====== AVAILABLE RECORDS ======
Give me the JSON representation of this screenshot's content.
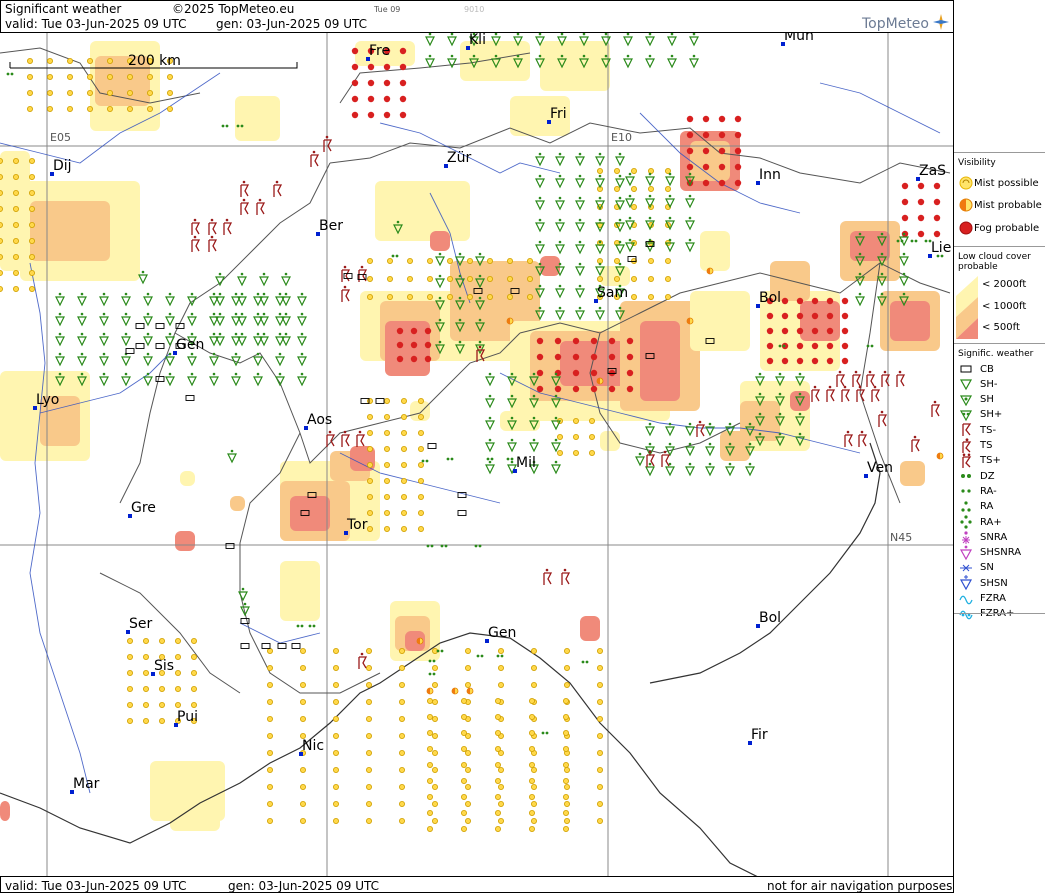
{
  "header": {
    "title": "Significant weather",
    "copyright": "©2025 TopMeteo.eu",
    "time_tab": "Tue 09",
    "faint_num": "9010",
    "valid_line": "valid:  Tue  03-Jun-2025  09 UTC",
    "gen_line": "gen:  03-Jun-2025 09 UTC",
    "logo": "TopMeteo"
  },
  "footer": {
    "valid_line": "valid:  Tue  03-Jun-2025  09 UTC",
    "gen_line": "gen:  03-Jun-2025 09 UTC",
    "disclaimer": "not for air navigation purposes"
  },
  "map": {
    "scale_label": "200 km",
    "grid_labels": [
      "E05",
      "E10",
      "N45"
    ],
    "cities": [
      "Fre",
      "Kli",
      "Mun",
      "Fri",
      "Zür",
      "Dij",
      "Inn",
      "ZaS",
      "Ber",
      "Lie",
      "Sam",
      "Bol",
      "Gen",
      "Lyo",
      "Aos",
      "Mil",
      "Ven",
      "Gre",
      "Tor",
      "Gen",
      "Bol",
      "Ser",
      "Sis",
      "Pui",
      "Nic",
      "Fir",
      "Mar"
    ],
    "colors": {
      "mist": "#fff5b0",
      "fog_light": "#ffe9a0",
      "fog_mid": "#f9c98a",
      "fog_red": "#f08a7a",
      "shower": "#2a8a1a",
      "thunder": "#9a1a1a",
      "rivers": "#3050c0"
    }
  },
  "legend": {
    "visibility_title": "Visibility",
    "vis_items": [
      {
        "label": "Mist possible",
        "icon": "mist-possible-icon"
      },
      {
        "label": "Mist probable",
        "icon": "mist-probable-icon"
      },
      {
        "label": "Fog probable",
        "icon": "fog-probable-icon"
      }
    ],
    "cloud_title": "Low cloud cover probable",
    "cloud_items": [
      {
        "label": "< 2000ft",
        "color": "#fff5b0"
      },
      {
        "label": "< 1000ft",
        "color": "#f9c98a"
      },
      {
        "label": "<   500ft",
        "color": "#f08a7a"
      }
    ],
    "sigwx_title": "Signific. weather",
    "sigwx_items": [
      {
        "label": "CB",
        "icon": "cb-icon"
      },
      {
        "label": "SH-",
        "icon": "shower-light-icon"
      },
      {
        "label": "SH",
        "icon": "shower-icon"
      },
      {
        "label": "SH+",
        "icon": "shower-heavy-icon"
      },
      {
        "label": "TS-",
        "icon": "thunderstorm-light-icon"
      },
      {
        "label": "TS",
        "icon": "thunderstorm-icon"
      },
      {
        "label": "TS+",
        "icon": "thunderstorm-heavy-icon"
      },
      {
        "label": "DZ",
        "icon": "drizzle-icon"
      },
      {
        "label": "RA-",
        "icon": "rain-light-icon"
      },
      {
        "label": "RA",
        "icon": "rain-icon"
      },
      {
        "label": "RA+",
        "icon": "rain-heavy-icon"
      },
      {
        "label": "SNRA",
        "icon": "snow-rain-icon"
      },
      {
        "label": "SHSNRA",
        "icon": "shower-snow-rain-icon"
      },
      {
        "label": "SN",
        "icon": "snow-icon"
      },
      {
        "label": "SHSN",
        "icon": "shower-snow-icon"
      },
      {
        "label": "FZRA",
        "icon": "freezing-rain-icon"
      },
      {
        "label": "FZRA+",
        "icon": "freezing-rain-heavy-icon"
      }
    ]
  }
}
======
Every entry must be reproduced exactly, with the images left out.

Give me the JSON representation of this screenshot's content.
{
  "header": {
    "title": "Significant weather",
    "copyright": "©2025 TopMeteo.eu",
    "time_tab": "Tue 09",
    "faint_num": "9010",
    "valid_line": "valid:  Tue  03-Jun-2025  09 UTC",
    "gen_line": "gen:  03-Jun-2025 09 UTC",
    "logo": "TopMeteo"
  },
  "footer": {
    "valid_line": "valid:  Tue  03-Jun-2025  09 UTC",
    "gen_line": "gen:  03-Jun-2025 09 UTC",
    "disclaimer": "not for air navigation purposes"
  },
  "map": {
    "scale_label": "200 km",
    "grid_labels": [
      "E05",
      "E10",
      "N45"
    ],
    "cities": [
      "Fre",
      "Kli",
      "Mun",
      "Fri",
      "Zür",
      "Dij",
      "Inn",
      "ZaS",
      "Ber",
      "Lie",
      "Sam",
      "Bol",
      "Gen",
      "Lyo",
      "Aos",
      "Mil",
      "Ven",
      "Gre",
      "Tor",
      "Gen",
      "Bol",
      "Ser",
      "Sis",
      "Pui",
      "Nic",
      "Fir",
      "Mar"
    ],
    "colors": {
      "mist": "#fff5b0",
      "fog_light": "#ffe9a0",
      "fog_mid": "#f9c98a",
      "fog_red": "#f08a7a",
      "shower": "#2a8a1a",
      "thunder": "#9a1a1a",
      "rivers": "#3050c0"
    }
  },
  "legend": {
    "visibility_title": "Visibility",
    "vis_items": [
      {
        "label": "Mist possible",
        "icon": "mist-possible-icon"
      },
      {
        "label": "Mist probable",
        "icon": "mist-probable-icon"
      },
      {
        "label": "Fog probable",
        "icon": "fog-probable-icon"
      }
    ],
    "cloud_title": "Low cloud cover probable",
    "cloud_items": [
      {
        "label": "< 2000ft",
        "color": "#fff5b0"
      },
      {
        "label": "< 1000ft",
        "color": "#f9c98a"
      },
      {
        "label": "<   500ft",
        "color": "#f08a7a"
      }
    ],
    "sigwx_title": "Signific. weather",
    "sigwx_items": [
      {
        "label": "CB",
        "icon": "cb-icon"
      },
      {
        "label": "SH-",
        "icon": "shower-light-icon"
      },
      {
        "label": "SH",
        "icon": "shower-icon"
      },
      {
        "label": "SH+",
        "icon": "shower-heavy-icon"
      },
      {
        "label": "TS-",
        "icon": "thunderstorm-light-icon"
      },
      {
        "label": "TS",
        "icon": "thunderstorm-icon"
      },
      {
        "label": "TS+",
        "icon": "thunderstorm-heavy-icon"
      },
      {
        "label": "DZ",
        "icon": "drizzle-icon"
      },
      {
        "label": "RA-",
        "icon": "rain-light-icon"
      },
      {
        "label": "RA",
        "icon": "rain-icon"
      },
      {
        "label": "RA+",
        "icon": "rain-heavy-icon"
      },
      {
        "label": "SNRA",
        "icon": "snow-rain-icon"
      },
      {
        "label": "SHSNRA",
        "icon": "shower-snow-rain-icon"
      },
      {
        "label": "SN",
        "icon": "snow-icon"
      },
      {
        "label": "SHSN",
        "icon": "shower-snow-icon"
      },
      {
        "label": "FZRA",
        "icon": "freezing-rain-icon"
      },
      {
        "label": "FZRA+",
        "icon": "freezing-rain-heavy-icon"
      }
    ]
  }
}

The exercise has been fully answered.